Directions for this task: Across the listing below, how many lines hold "into"? Reply with the number by itself.

Given information:
╔══
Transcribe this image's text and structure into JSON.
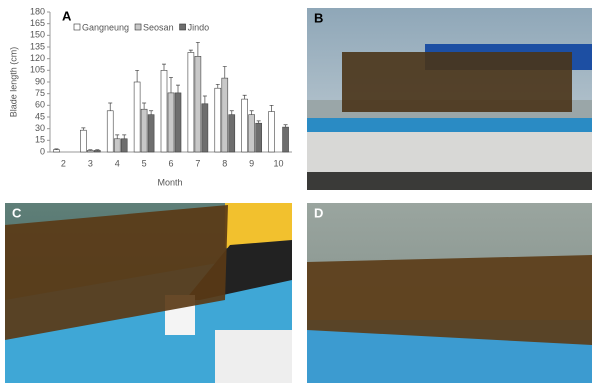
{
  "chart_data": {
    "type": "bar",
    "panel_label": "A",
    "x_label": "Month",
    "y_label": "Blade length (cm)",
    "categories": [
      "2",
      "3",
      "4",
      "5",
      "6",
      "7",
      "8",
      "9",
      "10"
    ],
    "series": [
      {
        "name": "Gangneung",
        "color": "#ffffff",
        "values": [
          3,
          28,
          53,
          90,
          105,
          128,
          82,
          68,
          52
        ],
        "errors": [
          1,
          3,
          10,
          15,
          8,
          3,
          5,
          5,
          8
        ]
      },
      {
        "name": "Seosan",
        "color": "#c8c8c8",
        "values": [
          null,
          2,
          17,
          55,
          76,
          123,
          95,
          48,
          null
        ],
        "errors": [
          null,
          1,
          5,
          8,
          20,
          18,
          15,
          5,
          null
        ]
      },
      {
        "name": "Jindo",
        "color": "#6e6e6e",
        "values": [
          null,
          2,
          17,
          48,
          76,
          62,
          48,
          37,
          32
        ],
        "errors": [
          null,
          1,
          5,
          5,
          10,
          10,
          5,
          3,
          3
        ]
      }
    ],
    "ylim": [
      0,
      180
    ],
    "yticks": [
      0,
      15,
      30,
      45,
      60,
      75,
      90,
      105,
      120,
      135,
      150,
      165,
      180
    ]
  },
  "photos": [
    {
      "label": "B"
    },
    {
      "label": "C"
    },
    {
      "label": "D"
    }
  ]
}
╚══
╔══
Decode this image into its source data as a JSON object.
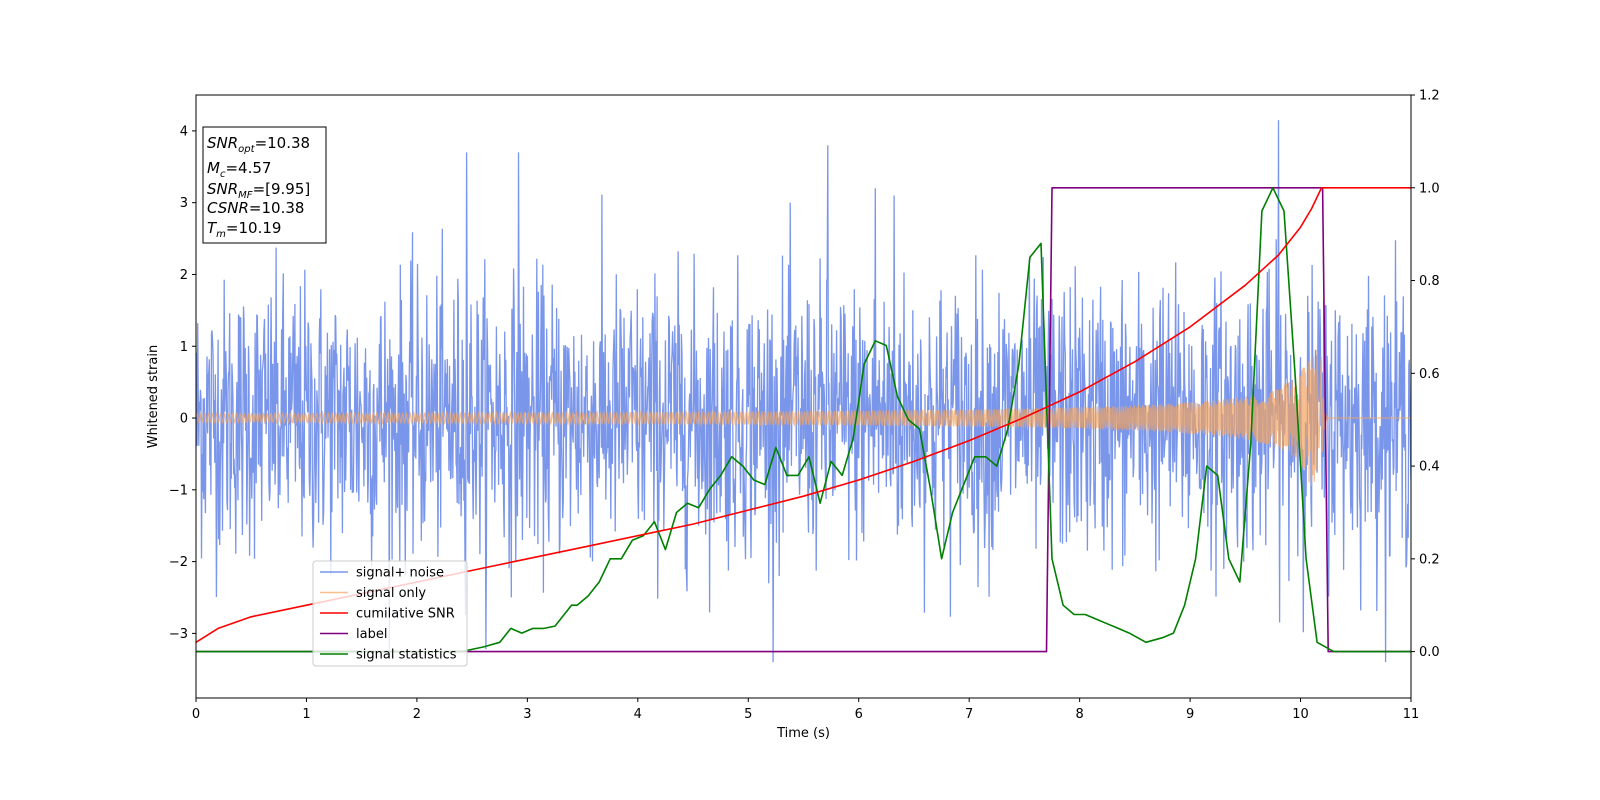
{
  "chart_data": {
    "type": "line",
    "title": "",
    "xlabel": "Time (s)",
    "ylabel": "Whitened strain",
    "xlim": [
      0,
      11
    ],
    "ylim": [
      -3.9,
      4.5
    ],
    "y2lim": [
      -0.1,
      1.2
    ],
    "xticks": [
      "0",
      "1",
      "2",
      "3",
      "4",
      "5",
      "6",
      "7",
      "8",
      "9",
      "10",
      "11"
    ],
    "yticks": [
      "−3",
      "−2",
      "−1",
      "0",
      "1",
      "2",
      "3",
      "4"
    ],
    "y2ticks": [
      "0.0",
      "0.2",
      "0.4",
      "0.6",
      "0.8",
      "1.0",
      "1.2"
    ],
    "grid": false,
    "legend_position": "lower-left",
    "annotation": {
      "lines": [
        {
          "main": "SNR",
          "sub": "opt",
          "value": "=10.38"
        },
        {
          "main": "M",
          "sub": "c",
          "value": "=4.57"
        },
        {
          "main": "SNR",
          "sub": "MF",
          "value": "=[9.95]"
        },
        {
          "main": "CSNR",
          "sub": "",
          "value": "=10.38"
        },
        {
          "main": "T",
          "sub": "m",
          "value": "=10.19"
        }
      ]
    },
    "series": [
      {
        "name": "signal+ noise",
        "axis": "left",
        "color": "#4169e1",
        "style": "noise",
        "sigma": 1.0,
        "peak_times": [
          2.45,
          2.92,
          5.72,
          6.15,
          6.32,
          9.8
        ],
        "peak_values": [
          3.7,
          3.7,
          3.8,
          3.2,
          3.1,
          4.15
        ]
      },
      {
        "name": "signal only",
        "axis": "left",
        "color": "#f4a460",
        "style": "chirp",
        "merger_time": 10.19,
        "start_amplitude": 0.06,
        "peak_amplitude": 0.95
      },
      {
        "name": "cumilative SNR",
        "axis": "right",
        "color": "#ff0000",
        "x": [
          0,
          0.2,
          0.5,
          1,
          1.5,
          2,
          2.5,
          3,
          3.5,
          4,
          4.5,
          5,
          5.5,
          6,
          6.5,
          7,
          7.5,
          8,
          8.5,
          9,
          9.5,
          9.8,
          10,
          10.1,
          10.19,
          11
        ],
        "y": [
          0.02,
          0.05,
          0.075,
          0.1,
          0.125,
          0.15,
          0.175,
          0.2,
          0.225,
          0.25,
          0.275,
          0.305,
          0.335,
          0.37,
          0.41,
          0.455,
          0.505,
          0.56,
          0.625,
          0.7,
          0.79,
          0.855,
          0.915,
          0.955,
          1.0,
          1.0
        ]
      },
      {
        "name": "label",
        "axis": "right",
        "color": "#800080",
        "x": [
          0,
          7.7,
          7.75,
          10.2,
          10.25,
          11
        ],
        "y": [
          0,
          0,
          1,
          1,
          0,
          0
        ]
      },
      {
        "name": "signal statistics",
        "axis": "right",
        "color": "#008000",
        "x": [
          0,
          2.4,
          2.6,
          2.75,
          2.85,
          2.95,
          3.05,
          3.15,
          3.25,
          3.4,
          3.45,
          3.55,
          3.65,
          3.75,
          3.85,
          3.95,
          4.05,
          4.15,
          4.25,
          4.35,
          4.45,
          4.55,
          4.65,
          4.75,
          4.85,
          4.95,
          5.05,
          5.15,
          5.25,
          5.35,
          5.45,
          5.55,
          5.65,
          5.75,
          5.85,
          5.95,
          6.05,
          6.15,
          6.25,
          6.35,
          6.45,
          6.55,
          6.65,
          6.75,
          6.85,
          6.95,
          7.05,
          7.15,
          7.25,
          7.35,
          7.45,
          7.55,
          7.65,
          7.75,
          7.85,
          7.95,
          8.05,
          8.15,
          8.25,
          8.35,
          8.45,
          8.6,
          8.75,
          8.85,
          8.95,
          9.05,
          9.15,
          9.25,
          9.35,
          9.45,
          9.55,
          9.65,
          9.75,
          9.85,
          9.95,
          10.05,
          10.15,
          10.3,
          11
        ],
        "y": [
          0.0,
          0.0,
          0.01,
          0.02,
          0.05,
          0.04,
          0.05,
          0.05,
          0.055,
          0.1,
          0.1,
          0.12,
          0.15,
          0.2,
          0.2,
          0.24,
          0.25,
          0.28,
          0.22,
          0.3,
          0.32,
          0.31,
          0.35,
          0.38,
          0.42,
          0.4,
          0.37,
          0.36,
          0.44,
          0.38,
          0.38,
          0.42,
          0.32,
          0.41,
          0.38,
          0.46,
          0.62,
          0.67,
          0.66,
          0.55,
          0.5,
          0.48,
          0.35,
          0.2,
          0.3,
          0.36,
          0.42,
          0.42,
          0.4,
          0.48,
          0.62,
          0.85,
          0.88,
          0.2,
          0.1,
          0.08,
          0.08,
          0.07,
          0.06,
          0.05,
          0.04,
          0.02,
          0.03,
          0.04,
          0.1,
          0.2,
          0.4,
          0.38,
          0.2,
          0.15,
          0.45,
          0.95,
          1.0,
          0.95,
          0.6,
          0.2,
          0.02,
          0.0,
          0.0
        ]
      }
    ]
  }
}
╚══
Expected output: 2